Raw records:
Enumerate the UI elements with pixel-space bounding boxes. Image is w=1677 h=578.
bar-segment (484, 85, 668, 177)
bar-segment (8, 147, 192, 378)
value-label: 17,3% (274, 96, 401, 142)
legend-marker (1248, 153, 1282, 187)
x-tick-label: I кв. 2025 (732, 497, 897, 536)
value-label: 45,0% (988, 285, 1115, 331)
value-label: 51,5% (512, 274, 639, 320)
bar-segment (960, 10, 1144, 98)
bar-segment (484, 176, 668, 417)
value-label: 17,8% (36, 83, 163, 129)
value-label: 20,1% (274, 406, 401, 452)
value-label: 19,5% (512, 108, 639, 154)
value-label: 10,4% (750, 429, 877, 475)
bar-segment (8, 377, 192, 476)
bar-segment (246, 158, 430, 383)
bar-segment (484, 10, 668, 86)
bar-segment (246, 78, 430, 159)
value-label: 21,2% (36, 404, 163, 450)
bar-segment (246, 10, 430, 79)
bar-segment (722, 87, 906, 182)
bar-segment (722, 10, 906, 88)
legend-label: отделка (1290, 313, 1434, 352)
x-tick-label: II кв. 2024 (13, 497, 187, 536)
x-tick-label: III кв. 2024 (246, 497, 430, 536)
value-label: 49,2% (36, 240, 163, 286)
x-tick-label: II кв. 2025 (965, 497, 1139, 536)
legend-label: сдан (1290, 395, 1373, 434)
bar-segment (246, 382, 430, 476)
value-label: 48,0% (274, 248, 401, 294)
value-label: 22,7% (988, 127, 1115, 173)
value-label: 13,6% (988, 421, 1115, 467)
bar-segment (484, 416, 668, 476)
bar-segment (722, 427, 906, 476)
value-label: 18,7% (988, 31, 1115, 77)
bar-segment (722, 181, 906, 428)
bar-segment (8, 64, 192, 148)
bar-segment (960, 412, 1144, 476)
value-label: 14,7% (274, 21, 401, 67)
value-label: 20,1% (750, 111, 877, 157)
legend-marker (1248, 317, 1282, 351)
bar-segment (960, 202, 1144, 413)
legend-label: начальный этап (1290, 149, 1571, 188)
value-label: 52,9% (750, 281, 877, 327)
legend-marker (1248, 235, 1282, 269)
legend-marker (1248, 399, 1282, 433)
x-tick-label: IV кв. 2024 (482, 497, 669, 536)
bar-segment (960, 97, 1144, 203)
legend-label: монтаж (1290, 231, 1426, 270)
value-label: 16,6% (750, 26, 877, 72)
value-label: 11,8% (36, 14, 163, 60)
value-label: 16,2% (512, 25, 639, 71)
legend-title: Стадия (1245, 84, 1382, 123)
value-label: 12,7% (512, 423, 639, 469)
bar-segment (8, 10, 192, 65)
==
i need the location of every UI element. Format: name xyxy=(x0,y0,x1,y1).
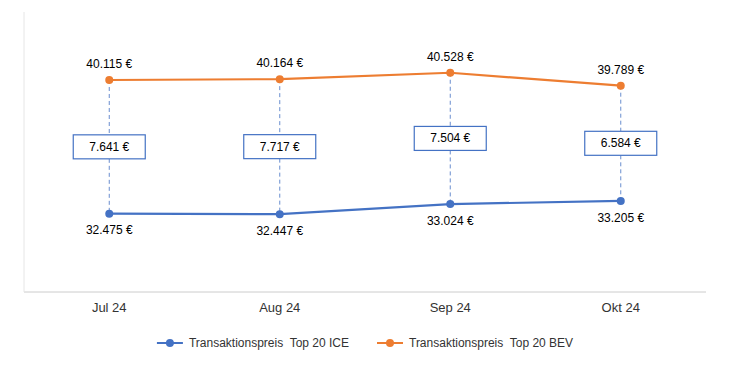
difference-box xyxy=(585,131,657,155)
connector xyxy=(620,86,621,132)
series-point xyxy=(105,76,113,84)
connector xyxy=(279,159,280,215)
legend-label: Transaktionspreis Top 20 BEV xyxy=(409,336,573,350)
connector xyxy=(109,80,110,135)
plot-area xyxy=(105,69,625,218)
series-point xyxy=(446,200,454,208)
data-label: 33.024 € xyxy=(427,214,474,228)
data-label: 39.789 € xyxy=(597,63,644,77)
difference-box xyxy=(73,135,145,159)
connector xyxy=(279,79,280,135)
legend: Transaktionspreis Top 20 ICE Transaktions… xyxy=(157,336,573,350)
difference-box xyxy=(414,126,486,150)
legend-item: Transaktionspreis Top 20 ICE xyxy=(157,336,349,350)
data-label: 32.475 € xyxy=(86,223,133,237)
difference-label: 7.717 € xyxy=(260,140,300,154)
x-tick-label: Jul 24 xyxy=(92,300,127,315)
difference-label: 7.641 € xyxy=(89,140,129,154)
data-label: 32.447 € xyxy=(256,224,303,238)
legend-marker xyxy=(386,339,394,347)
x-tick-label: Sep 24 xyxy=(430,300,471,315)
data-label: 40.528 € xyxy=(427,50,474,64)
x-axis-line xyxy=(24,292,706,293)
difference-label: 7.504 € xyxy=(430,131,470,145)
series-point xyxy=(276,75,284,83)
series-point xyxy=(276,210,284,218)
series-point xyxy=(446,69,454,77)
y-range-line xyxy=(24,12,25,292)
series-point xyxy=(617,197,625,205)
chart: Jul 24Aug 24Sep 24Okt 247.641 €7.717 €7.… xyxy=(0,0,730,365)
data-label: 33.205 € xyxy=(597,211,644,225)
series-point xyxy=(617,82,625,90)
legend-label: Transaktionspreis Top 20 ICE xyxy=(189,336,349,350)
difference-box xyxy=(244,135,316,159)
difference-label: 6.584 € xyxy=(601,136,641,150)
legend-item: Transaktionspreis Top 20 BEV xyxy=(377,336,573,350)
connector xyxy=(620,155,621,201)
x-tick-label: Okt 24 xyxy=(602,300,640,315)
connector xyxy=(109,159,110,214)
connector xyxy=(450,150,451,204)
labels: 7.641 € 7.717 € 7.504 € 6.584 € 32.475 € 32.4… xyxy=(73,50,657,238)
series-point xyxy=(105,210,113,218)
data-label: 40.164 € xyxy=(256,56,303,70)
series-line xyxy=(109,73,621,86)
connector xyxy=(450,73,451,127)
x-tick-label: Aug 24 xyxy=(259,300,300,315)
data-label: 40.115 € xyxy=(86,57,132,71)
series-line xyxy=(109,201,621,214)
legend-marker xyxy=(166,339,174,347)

_TASK OBJECTIVE_
Count how many lines of the listing above contain the string "series". Reply with the number alone.

_RIGHT ANSWER_
10